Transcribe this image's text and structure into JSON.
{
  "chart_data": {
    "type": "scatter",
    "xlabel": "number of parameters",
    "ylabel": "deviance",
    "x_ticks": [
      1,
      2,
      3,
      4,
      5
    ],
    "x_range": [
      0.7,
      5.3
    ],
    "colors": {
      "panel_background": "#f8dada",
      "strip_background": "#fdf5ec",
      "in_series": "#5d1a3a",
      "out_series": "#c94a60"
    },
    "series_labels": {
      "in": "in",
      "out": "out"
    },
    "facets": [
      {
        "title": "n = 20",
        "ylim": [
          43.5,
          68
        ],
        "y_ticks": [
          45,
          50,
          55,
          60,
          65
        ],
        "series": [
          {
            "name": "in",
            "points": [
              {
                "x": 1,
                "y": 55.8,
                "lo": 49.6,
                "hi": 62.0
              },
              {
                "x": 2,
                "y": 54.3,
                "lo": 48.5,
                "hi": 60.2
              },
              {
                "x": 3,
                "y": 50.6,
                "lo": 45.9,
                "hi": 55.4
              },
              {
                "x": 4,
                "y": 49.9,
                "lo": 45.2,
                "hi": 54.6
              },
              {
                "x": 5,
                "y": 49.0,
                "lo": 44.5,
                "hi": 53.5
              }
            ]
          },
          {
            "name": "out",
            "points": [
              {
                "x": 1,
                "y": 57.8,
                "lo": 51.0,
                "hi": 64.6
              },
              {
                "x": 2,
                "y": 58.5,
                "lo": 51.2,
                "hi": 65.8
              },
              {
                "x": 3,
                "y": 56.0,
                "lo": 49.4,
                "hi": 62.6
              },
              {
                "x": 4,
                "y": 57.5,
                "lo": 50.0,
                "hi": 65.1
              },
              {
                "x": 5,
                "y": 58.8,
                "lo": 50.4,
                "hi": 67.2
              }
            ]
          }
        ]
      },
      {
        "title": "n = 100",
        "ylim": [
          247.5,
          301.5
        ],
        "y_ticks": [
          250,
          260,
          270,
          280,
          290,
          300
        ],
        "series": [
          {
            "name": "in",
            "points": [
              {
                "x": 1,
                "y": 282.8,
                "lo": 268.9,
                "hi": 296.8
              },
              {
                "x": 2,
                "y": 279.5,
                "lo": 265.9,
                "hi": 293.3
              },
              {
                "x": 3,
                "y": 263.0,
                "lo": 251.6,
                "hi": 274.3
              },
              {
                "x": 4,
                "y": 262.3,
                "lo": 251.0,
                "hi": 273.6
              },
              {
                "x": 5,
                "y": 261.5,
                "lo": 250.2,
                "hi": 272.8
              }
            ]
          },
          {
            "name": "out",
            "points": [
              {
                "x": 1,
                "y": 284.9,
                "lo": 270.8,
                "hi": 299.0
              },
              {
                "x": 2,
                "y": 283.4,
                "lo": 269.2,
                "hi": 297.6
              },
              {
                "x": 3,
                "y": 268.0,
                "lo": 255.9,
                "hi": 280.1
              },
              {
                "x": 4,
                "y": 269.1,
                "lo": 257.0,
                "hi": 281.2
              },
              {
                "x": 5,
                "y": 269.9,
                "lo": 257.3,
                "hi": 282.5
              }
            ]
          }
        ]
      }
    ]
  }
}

▶ _Work to be completed_: Write out all of the records above exactly as they appear.

▶ _Correct response_:
Transcribe this image's text and structure into JSON.
{
  "chart_data": {
    "type": "scatter",
    "xlabel": "number of parameters",
    "ylabel": "deviance",
    "x_ticks": [
      1,
      2,
      3,
      4,
      5
    ],
    "x_range": [
      0.7,
      5.3
    ],
    "colors": {
      "panel_background": "#f8dada",
      "strip_background": "#fdf5ec",
      "in_series": "#5d1a3a",
      "out_series": "#c94a60"
    },
    "series_labels": {
      "in": "in",
      "out": "out"
    },
    "facets": [
      {
        "title": "n = 20",
        "ylim": [
          43.5,
          68
        ],
        "y_ticks": [
          45,
          50,
          55,
          60,
          65
        ],
        "series": [
          {
            "name": "in",
            "points": [
              {
                "x": 1,
                "y": 55.8,
                "lo": 49.6,
                "hi": 62.0
              },
              {
                "x": 2,
                "y": 54.3,
                "lo": 48.5,
                "hi": 60.2
              },
              {
                "x": 3,
                "y": 50.6,
                "lo": 45.9,
                "hi": 55.4
              },
              {
                "x": 4,
                "y": 49.9,
                "lo": 45.2,
                "hi": 54.6
              },
              {
                "x": 5,
                "y": 49.0,
                "lo": 44.5,
                "hi": 53.5
              }
            ]
          },
          {
            "name": "out",
            "points": [
              {
                "x": 1,
                "y": 57.8,
                "lo": 51.0,
                "hi": 64.6
              },
              {
                "x": 2,
                "y": 58.5,
                "lo": 51.2,
                "hi": 65.8
              },
              {
                "x": 3,
                "y": 56.0,
                "lo": 49.4,
                "hi": 62.6
              },
              {
                "x": 4,
                "y": 57.5,
                "lo": 50.0,
                "hi": 65.1
              },
              {
                "x": 5,
                "y": 58.8,
                "lo": 50.4,
                "hi": 67.2
              }
            ]
          }
        ]
      },
      {
        "title": "n = 100",
        "ylim": [
          247.5,
          301.5
        ],
        "y_ticks": [
          250,
          260,
          270,
          280,
          290,
          300
        ],
        "series": [
          {
            "name": "in",
            "points": [
              {
                "x": 1,
                "y": 282.8,
                "lo": 268.9,
                "hi": 296.8
              },
              {
                "x": 2,
                "y": 279.5,
                "lo": 265.9,
                "hi": 293.3
              },
              {
                "x": 3,
                "y": 263.0,
                "lo": 251.6,
                "hi": 274.3
              },
              {
                "x": 4,
                "y": 262.3,
                "lo": 251.0,
                "hi": 273.6
              },
              {
                "x": 5,
                "y": 261.5,
                "lo": 250.2,
                "hi": 272.8
              }
            ]
          },
          {
            "name": "out",
            "points": [
              {
                "x": 1,
                "y": 284.9,
                "lo": 270.8,
                "hi": 299.0
              },
              {
                "x": 2,
                "y": 283.4,
                "lo": 269.2,
                "hi": 297.6
              },
              {
                "x": 3,
                "y": 268.0,
                "lo": 255.9,
                "hi": 280.1
              },
              {
                "x": 4,
                "y": 269.1,
                "lo": 257.0,
                "hi": 281.2
              },
              {
                "x": 5,
                "y": 269.9,
                "lo": 257.3,
                "hi": 282.5
              }
            ]
          }
        ]
      }
    ]
  }
}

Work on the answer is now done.